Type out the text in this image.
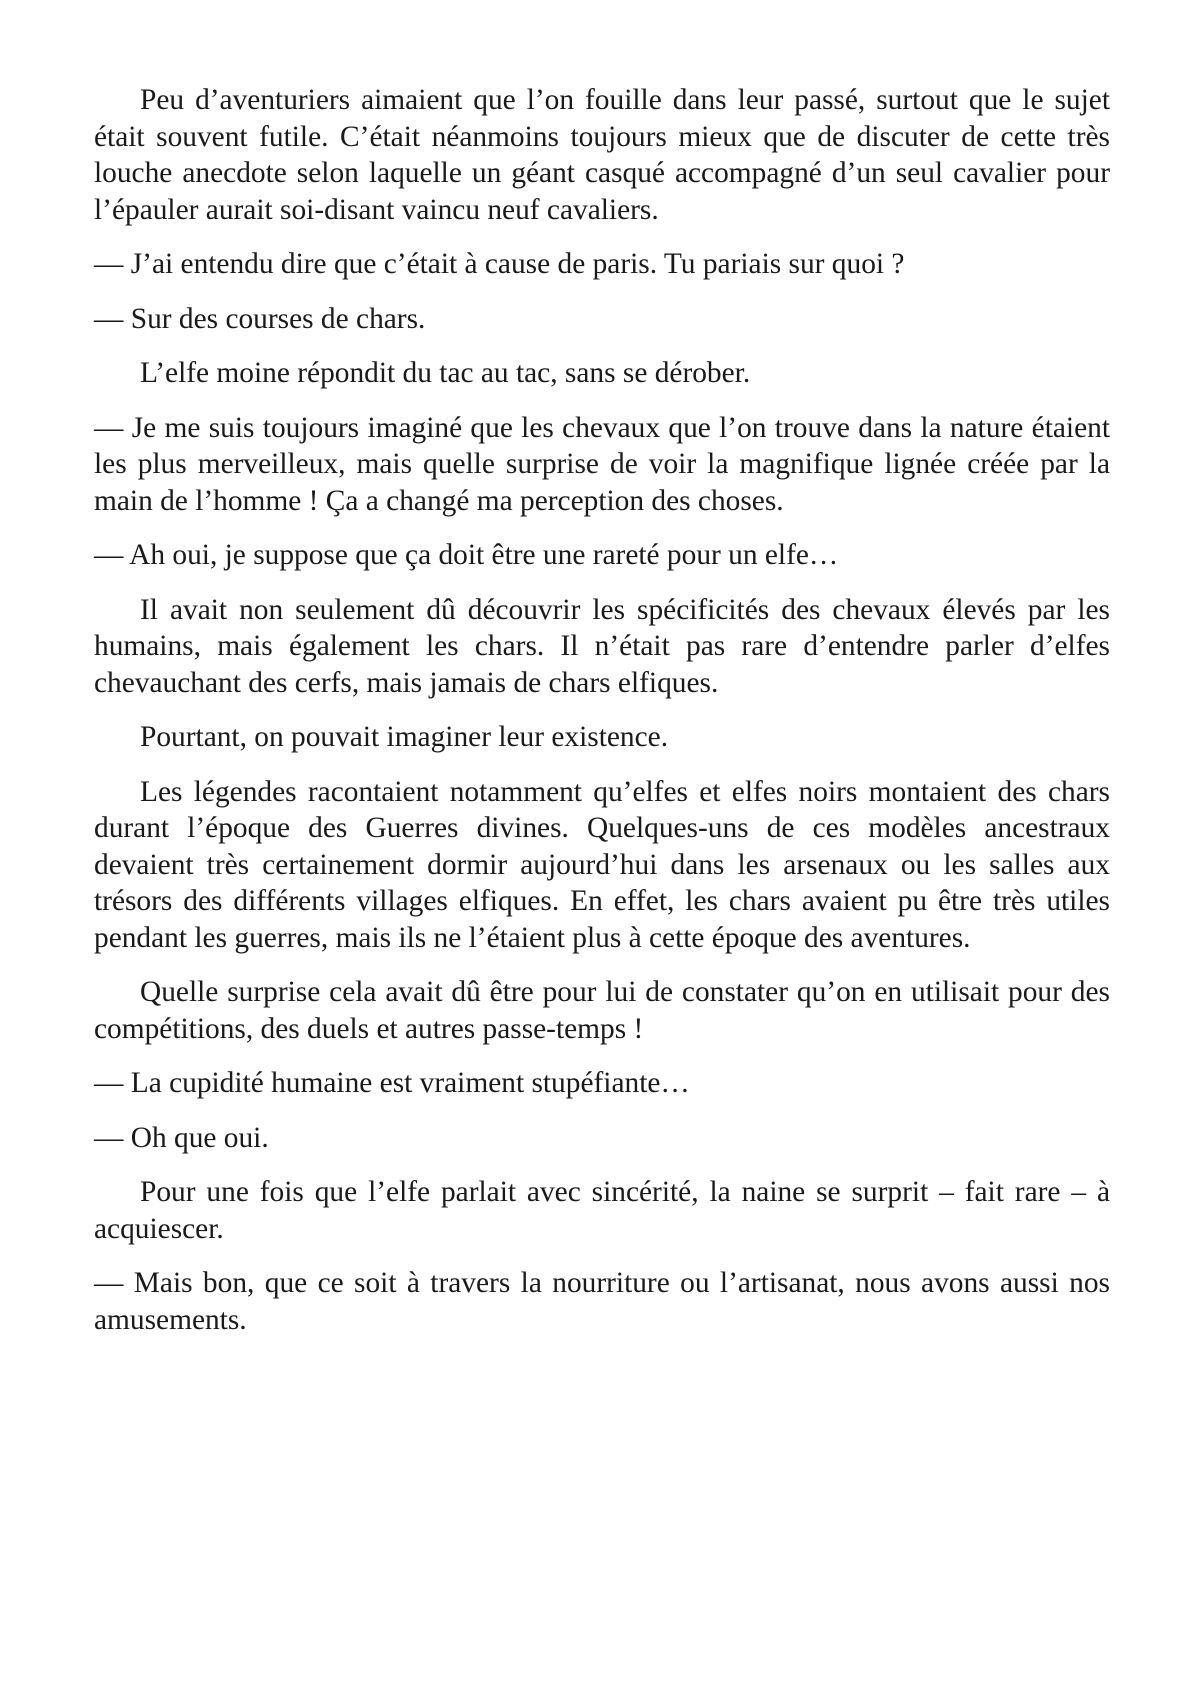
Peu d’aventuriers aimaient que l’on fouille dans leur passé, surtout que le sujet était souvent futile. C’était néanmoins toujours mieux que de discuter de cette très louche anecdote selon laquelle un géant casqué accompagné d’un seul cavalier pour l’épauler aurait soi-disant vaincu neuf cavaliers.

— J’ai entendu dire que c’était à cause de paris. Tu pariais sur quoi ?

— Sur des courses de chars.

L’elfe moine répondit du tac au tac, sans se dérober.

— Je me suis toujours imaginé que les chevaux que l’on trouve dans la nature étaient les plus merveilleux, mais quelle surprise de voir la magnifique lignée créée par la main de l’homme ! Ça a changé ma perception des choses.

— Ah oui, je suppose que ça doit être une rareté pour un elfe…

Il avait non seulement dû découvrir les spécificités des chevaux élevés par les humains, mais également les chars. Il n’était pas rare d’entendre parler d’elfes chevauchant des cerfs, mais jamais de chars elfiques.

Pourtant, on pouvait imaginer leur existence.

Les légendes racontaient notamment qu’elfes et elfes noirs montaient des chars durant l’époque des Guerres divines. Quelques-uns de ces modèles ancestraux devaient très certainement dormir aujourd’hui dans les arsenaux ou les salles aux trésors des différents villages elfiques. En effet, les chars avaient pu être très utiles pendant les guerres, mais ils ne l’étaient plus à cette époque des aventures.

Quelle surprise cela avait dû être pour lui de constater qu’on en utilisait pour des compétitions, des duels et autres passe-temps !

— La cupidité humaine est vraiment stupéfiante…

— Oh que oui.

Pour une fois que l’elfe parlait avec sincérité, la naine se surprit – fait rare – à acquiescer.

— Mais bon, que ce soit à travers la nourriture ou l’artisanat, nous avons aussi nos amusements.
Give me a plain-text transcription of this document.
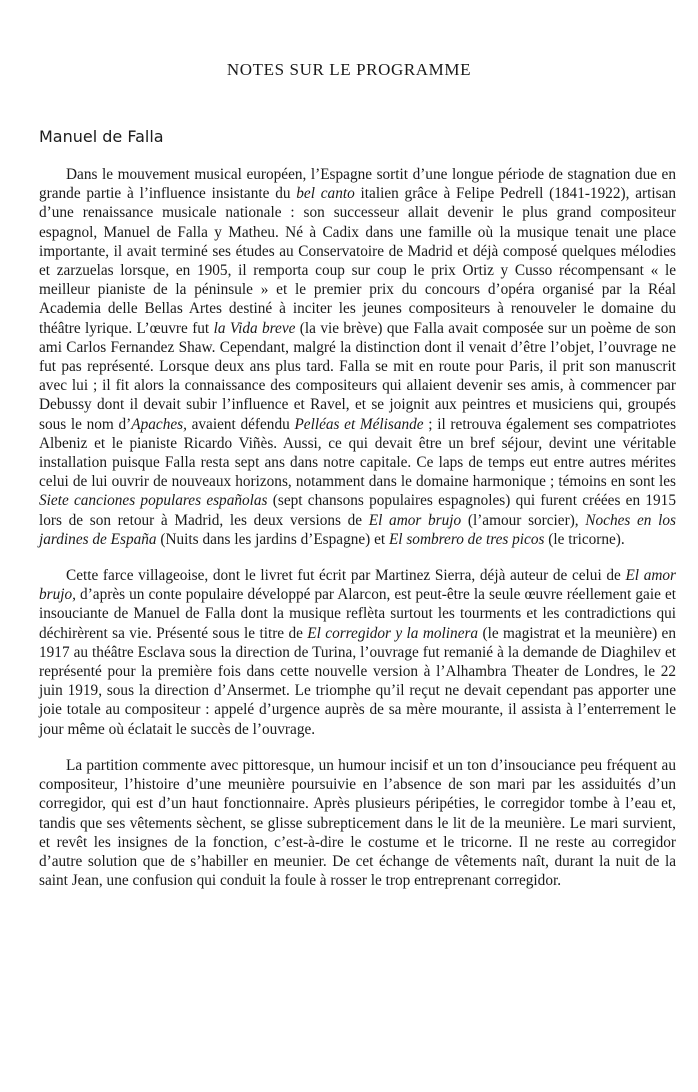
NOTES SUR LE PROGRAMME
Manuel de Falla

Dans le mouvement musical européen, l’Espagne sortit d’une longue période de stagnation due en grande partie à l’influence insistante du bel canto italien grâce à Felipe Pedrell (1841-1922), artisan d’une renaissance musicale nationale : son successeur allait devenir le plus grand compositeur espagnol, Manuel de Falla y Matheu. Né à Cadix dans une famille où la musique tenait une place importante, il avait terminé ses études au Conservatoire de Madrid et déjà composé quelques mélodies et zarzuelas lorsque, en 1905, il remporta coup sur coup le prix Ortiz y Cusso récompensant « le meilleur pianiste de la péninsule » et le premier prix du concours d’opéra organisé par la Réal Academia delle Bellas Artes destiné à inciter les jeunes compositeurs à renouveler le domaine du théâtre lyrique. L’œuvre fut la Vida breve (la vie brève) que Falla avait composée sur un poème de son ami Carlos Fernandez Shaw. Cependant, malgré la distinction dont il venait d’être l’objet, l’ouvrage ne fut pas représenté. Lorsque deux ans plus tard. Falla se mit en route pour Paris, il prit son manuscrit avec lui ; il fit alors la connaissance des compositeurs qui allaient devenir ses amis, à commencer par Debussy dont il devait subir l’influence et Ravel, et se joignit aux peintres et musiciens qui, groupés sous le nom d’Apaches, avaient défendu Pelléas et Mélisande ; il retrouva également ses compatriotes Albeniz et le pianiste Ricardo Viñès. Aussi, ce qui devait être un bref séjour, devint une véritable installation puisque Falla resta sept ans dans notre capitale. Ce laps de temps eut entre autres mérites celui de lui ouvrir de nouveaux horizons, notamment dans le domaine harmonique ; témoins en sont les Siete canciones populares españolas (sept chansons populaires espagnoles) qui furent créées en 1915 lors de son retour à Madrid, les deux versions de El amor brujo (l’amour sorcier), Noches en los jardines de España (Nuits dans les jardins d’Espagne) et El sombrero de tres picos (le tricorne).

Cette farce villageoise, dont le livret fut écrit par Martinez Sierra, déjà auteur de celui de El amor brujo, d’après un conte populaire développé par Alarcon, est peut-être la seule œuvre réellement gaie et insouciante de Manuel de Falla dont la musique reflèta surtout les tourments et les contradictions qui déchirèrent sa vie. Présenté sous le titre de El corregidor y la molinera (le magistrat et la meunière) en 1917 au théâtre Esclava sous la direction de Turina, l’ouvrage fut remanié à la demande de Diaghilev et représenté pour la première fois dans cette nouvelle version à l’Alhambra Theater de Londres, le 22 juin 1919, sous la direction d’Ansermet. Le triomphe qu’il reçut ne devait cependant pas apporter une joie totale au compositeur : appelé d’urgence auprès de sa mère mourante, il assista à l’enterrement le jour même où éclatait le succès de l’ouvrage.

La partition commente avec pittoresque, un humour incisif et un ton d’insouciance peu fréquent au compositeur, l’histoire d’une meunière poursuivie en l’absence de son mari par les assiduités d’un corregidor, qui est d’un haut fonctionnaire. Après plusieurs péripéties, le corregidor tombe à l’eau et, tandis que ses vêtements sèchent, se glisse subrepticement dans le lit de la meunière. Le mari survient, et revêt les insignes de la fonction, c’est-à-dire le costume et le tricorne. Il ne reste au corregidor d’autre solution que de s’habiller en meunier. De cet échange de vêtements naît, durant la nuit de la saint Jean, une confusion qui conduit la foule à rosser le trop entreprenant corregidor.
------------------------------
* Task details *
Where a line holds "cette", copy that line.

* Result for this task *
Peu d’aventuriers aimaient que l’on fouille dans leur passé, surtout que le sujet était souvent futile. C’était néanmoins toujours mieux que de discuter de cette très louche anecdote selon laquelle un géant casqué accompagné d’un seul cavalier pour l’épauler aurait soi-disant vaincu neuf cavaliers.
Les légendes racontaient notamment qu’elfes et elfes noirs montaient des chars durant l’époque des Guerres divines. Quelques-uns de ces modèles ancestraux devaient très certainement dormir aujourd’hui dans les arsenaux ou les salles aux trésors des différents villages elfiques. En effet, les chars avaient pu être très utiles pendant les guerres, mais ils ne l’étaient plus à cette époque des aventures.
Cette farce villageoise, dont le livret fut écrit par Martinez Sierra, déjà auteur de celui de El amor brujo, d’après un conte populaire développé par Alarcon, est peut-être la seule œuvre réellement gaie et insouciante de Manuel de Falla dont la musique reflèta surtout les tourments et les contradictions qui déchirèrent sa vie. Présenté sous le titre de El corregidor y la molinera (le magistrat et la meunière) en 1917 au théâtre Esclava sous la direction de Turina, l’ouvrage fut remanié à la demande de Diaghilev et représenté pour la première fois dans cette nouvelle version à l’Alhambra Theater de Londres, le 22 juin 1919, sous la direction d’Ansermet. Le triomphe qu’il reçut ne devait cependant pas apporter une joie totale au compositeur : appelé d’urgence auprès de sa mère mourante, il assista à l’enterrement le jour même où éclatait le succès de l’ouvrage.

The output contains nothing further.